> **Exercise**
Reply with one number: how many lines contain the word "Followers".
____________________
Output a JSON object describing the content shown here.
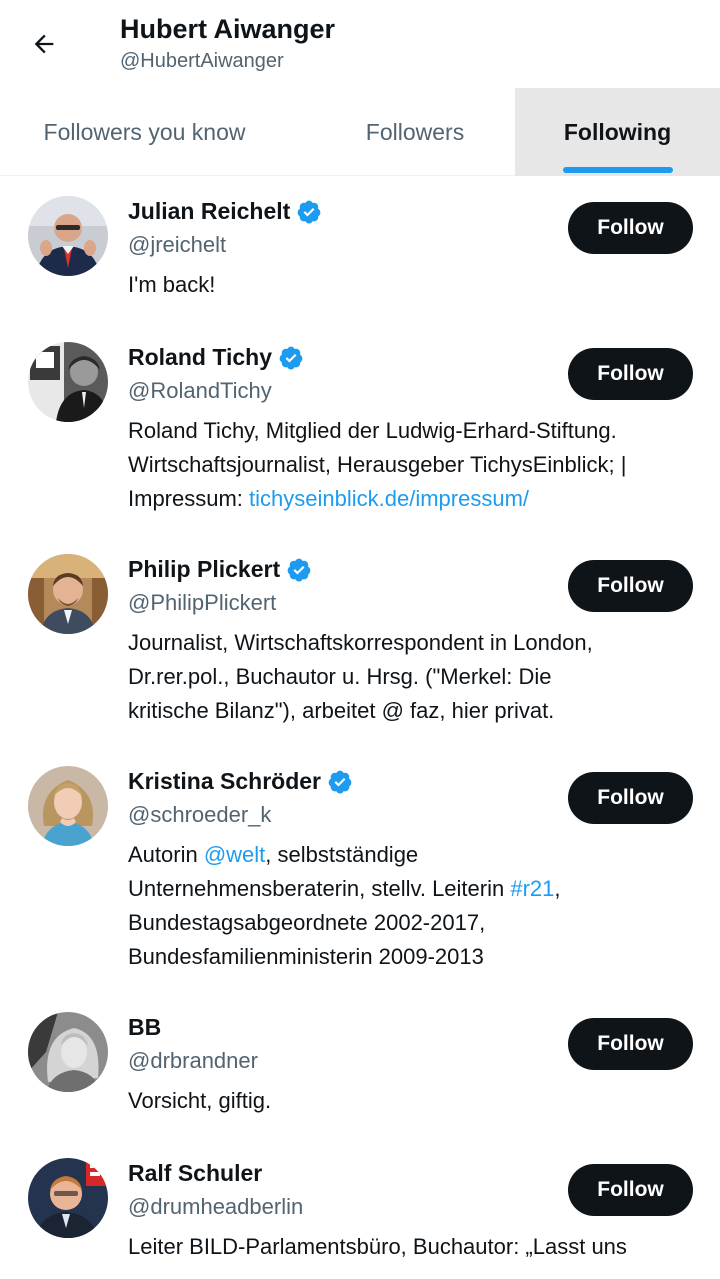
{
  "header": {
    "name": "Hubert Aiwanger",
    "handle": "@HubertAiwanger"
  },
  "tabs": [
    {
      "label": "Followers you know"
    },
    {
      "label": "Followers"
    },
    {
      "label": "Following"
    }
  ],
  "colors": {
    "accent": "#1d9bf0",
    "text": "#0f1419",
    "secondary": "#536471",
    "button": "#0f1419",
    "selected_tab_bg": "#e7e7e7"
  },
  "users": [
    {
      "name": "Julian Reichelt",
      "handle": "@jreichelt",
      "verified": true,
      "follow_label": "Follow",
      "bio": {
        "line1": "I'm back!"
      }
    },
    {
      "name": "Roland Tichy",
      "handle": "@RolandTichy",
      "verified": true,
      "follow_label": "Follow",
      "bio": {
        "line1": "Roland Tichy, Mitglied der Ludwig-Erhard-Stiftung.",
        "line2": "Wirtschaftsjournalist, Herausgeber TichysEinblick; |",
        "line3_prefix": "Impressum: ",
        "link": "tichyseinblick.de/impressum/"
      }
    },
    {
      "name": "Philip Plickert",
      "handle": "@PhilipPlickert",
      "verified": true,
      "follow_label": "Follow",
      "bio": {
        "line1": "Journalist, Wirtschaftskorrespondent in London,",
        "line2": "Dr.rer.pol., Buchautor u. Hrsg. (\"Merkel: Die",
        "line3": "kritische Bilanz\"), arbeitet @ faz, hier privat."
      }
    },
    {
      "name": "Kristina Schröder",
      "handle": "@schroeder_k",
      "verified": true,
      "follow_label": "Follow",
      "bio": {
        "line1_prefix": "Autorin ",
        "mention": "@welt",
        "line1_suffix": ", selbstständige",
        "line2_prefix": "Unternehmensberaterin, stellv. Leiterin ",
        "hashtag": "#r21",
        "line2_suffix": ",",
        "line3": "Bundestagsabgeordnete 2002-2017,",
        "line4": "Bundesfamilienministerin 2009-2013"
      }
    },
    {
      "name": "BB",
      "handle": "@drbrandner",
      "verified": false,
      "follow_label": "Follow",
      "bio": {
        "line1": "Vorsicht, giftig."
      }
    },
    {
      "name": "Ralf Schuler",
      "handle": "@drumheadberlin",
      "verified": false,
      "follow_label": "Follow",
      "bio": {
        "line1": "Leiter BILD-Parlamentsbüro, Buchautor: „Lasst uns"
      }
    }
  ]
}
____________________
> **Result of the task**
2